-------- Material for this task

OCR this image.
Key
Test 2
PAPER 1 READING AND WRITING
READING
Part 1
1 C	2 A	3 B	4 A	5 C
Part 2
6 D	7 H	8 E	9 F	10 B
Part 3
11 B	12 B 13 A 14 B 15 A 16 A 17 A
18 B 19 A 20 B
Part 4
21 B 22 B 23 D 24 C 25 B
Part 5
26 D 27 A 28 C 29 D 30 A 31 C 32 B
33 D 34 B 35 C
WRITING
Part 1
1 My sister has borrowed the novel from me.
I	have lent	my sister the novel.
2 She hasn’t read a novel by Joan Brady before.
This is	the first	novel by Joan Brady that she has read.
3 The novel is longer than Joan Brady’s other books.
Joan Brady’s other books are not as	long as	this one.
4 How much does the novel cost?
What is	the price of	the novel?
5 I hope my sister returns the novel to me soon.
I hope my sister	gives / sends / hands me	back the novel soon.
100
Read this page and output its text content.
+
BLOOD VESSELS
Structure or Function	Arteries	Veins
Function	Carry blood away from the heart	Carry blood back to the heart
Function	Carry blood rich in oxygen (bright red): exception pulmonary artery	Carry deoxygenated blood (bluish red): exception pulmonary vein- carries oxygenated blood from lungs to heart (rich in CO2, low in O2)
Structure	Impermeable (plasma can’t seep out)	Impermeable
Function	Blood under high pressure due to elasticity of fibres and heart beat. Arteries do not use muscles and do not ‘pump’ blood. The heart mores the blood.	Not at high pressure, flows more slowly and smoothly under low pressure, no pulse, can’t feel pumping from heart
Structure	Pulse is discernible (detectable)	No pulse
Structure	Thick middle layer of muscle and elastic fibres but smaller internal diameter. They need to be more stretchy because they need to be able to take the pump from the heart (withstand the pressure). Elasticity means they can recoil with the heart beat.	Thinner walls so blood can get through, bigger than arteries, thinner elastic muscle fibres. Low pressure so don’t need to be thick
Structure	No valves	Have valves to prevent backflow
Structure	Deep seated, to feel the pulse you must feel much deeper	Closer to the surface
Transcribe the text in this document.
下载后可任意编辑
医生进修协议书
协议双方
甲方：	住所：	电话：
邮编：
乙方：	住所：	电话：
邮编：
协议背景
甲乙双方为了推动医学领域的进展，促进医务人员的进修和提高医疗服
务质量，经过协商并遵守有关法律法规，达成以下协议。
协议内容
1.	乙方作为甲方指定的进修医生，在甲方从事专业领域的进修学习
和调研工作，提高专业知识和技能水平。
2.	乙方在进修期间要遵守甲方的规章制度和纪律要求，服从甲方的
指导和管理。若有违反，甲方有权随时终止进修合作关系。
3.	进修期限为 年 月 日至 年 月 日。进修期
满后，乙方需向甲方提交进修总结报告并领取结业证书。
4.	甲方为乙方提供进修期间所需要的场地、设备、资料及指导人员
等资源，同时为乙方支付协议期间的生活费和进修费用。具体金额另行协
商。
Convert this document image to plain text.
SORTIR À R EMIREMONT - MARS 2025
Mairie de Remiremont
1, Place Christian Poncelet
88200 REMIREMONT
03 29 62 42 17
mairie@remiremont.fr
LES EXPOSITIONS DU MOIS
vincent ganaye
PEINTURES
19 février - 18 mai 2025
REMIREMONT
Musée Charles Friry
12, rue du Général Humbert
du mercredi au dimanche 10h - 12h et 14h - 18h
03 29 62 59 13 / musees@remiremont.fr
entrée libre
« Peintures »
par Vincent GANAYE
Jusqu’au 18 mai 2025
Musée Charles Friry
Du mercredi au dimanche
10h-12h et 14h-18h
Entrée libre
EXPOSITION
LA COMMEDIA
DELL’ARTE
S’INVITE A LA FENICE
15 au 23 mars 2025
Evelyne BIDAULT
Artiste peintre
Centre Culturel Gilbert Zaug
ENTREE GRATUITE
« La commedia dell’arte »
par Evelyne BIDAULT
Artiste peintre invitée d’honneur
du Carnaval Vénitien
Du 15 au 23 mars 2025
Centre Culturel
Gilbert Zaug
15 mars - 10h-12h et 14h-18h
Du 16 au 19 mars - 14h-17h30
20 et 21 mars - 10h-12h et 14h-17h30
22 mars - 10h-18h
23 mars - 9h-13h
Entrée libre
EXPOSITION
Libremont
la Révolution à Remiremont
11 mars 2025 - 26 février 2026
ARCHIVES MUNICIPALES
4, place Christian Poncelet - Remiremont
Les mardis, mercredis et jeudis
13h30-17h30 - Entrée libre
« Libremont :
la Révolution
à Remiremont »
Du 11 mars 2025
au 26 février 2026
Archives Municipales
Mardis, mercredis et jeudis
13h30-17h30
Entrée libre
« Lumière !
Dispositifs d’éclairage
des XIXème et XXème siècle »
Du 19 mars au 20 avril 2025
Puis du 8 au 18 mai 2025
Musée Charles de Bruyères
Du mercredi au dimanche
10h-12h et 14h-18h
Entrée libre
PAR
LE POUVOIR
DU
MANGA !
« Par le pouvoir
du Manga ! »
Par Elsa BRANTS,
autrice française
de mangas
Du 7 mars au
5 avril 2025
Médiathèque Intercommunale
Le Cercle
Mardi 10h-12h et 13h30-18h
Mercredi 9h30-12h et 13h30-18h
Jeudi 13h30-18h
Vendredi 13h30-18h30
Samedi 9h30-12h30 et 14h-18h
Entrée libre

----------------

### Problem details
Exactly reproduce all of the entries above.

### The output
OCR this image.
Key
Test 2
PAPER 1 READING AND WRITING
READING
Part 1
1 C	2 A	3 B	4 A	5 C
Part 2
6 D	7 H	8 E	9 F	10 B
Part 3
11 B	12 B 13 A 14 B 15 A 16 A 17 A
18 B 19 A 20 B
Part 4
21 B 22 B 23 D 24 C 25 B
Part 5
26 D 27 A 28 C 29 D 30 A 31 C 32 B
33 D 34 B 35 C
WRITING
Part 1
1 My sister has borrowed the novel from me.
I	have lent	my sister the novel.
2 She hasn’t read a novel by Joan Brady before.
This is	the first	novel by Joan Brady that she has read.
3 The novel is longer than Joan Brady’s other books.
Joan Brady’s other books are not as	long as	this one.
4 How much does the novel cost?
What is	the price of	the novel?
5 I hope my sister returns the novel to me soon.
I hope my sister	gives / sends / hands me	back the novel soon.
100
Read this page and output its text content.
+
BLOOD VESSELS
Structure or Function	Arteries	Veins
Function	Carry blood away from the heart	Carry blood back to the heart
Function	Carry blood rich in oxygen (bright red): exception pulmonary artery	Carry deoxygenated blood (bluish red): exception pulmonary vein- carries oxygenated blood from lungs to heart (rich in CO2, low in O2)
Structure	Impermeable (plasma can’t seep out)	Impermeable
Function	Blood under high pressure due to elasticity of fibres and heart beat. Arteries do not use muscles and do not ‘pump’ blood. The heart mores the blood.	Not at high pressure, flows more slowly and smoothly under low pressure, no pulse, can’t feel pumping from heart
Structure	Pulse is discernible (detectable)	No pulse
Structure	Thick middle layer of muscle and elastic fibres but smaller internal diameter. They need to be more stretchy because they need to be able to take the pump from the heart (withstand the pressure). Elasticity means they can recoil with the heart beat.	Thinner walls so blood can get through, bigger than arteries, thinner elastic muscle fibres. Low pressure so don’t need to be thick
Structure	No valves	Have valves to prevent backflow
Structure	Deep seated, to feel the pulse you must feel much deeper	Closer to the surface
Transcribe the text in this document.
下载后可任意编辑
医生进修协议书
协议双方
甲方：	住所：	电话：
邮编：
乙方：	住所：	电话：
邮编：
协议背景
甲乙双方为了推动医学领域的进展，促进医务人员的进修和提高医疗服
务质量，经过协商并遵守有关法律法规，达成以下协议。
协议内容
1.	乙方作为甲方指定的进修医生，在甲方从事专业领域的进修学习
和调研工作，提高专业知识和技能水平。
2.	乙方在进修期间要遵守甲方的规章制度和纪律要求，服从甲方的
指导和管理。若有违反，甲方有权随时终止进修合作关系。
3.	进修期限为 年 月 日至 年 月 日。进修期
满后，乙方需向甲方提交进修总结报告并领取结业证书。
4.	甲方为乙方提供进修期间所需要的场地、设备、资料及指导人员
等资源，同时为乙方支付协议期间的生活费和进修费用。具体金额另行协
商。
Convert this document image to plain text.
SORTIR À R EMIREMONT - MARS 2025
Mairie de Remiremont
1, Place Christian Poncelet
88200 REMIREMONT
03 29 62 42 17
mairie@remiremont.fr
LES EXPOSITIONS DU MOIS
vincent ganaye
PEINTURES
19 février - 18 mai 2025
REMIREMONT
Musée Charles Friry
12, rue du Général Humbert
du mercredi au dimanche 10h - 12h et 14h - 18h
03 29 62 59 13 / musees@remiremont.fr
entrée libre
« Peintures »
par Vincent GANAYE
Jusqu’au 18 mai 2025
Musée Charles Friry
Du mercredi au dimanche
10h-12h et 14h-18h
Entrée libre
EXPOSITION
LA COMMEDIA
DELL’ARTE
S’INVITE A LA FENICE
15 au 23 mars 2025
Evelyne BIDAULT
Artiste peintre
Centre Culturel Gilbert Zaug
ENTREE GRATUITE
« La commedia dell’arte »
par Evelyne BIDAULT
Artiste peintre invitée d’honneur
du Carnaval Vénitien
Du 15 au 23 mars 2025
Centre Culturel
Gilbert Zaug
15 mars - 10h-12h et 14h-18h
Du 16 au 19 mars - 14h-17h30
20 et 21 mars - 10h-12h et 14h-17h30
22 mars - 10h-18h
23 mars - 9h-13h
Entrée libre
EXPOSITION
Libremont
la Révolution à Remiremont
11 mars 2025 - 26 février 2026
ARCHIVES MUNICIPALES
4, place Christian Poncelet - Remiremont
Les mardis, mercredis et jeudis
13h30-17h30 - Entrée libre
« Libremont :
la Révolution
à Remiremont »
Du 11 mars 2025
au 26 février 2026
Archives Municipales
Mardis, mercredis et jeudis
13h30-17h30
Entrée libre
« Lumière !
Dispositifs d’éclairage
des XIXème et XXème siècle »
Du 19 mars au 20 avril 2025
Puis du 8 au 18 mai 2025
Musée Charles de Bruyères
Du mercredi au dimanche
10h-12h et 14h-18h
Entrée libre
PAR
LE POUVOIR
DU
MANGA !
« Par le pouvoir
du Manga ! »
Par Elsa BRANTS,
autrice française
de mangas
Du 7 mars au
5 avril 2025
Médiathèque Intercommunale
Le Cercle
Mardi 10h-12h et 13h30-18h
Mercredi 9h30-12h et 13h30-18h
Jeudi 13h30-18h
Vendredi 13h30-18h30
Samedi 9h30-12h30 et 14h-18h
Entrée libre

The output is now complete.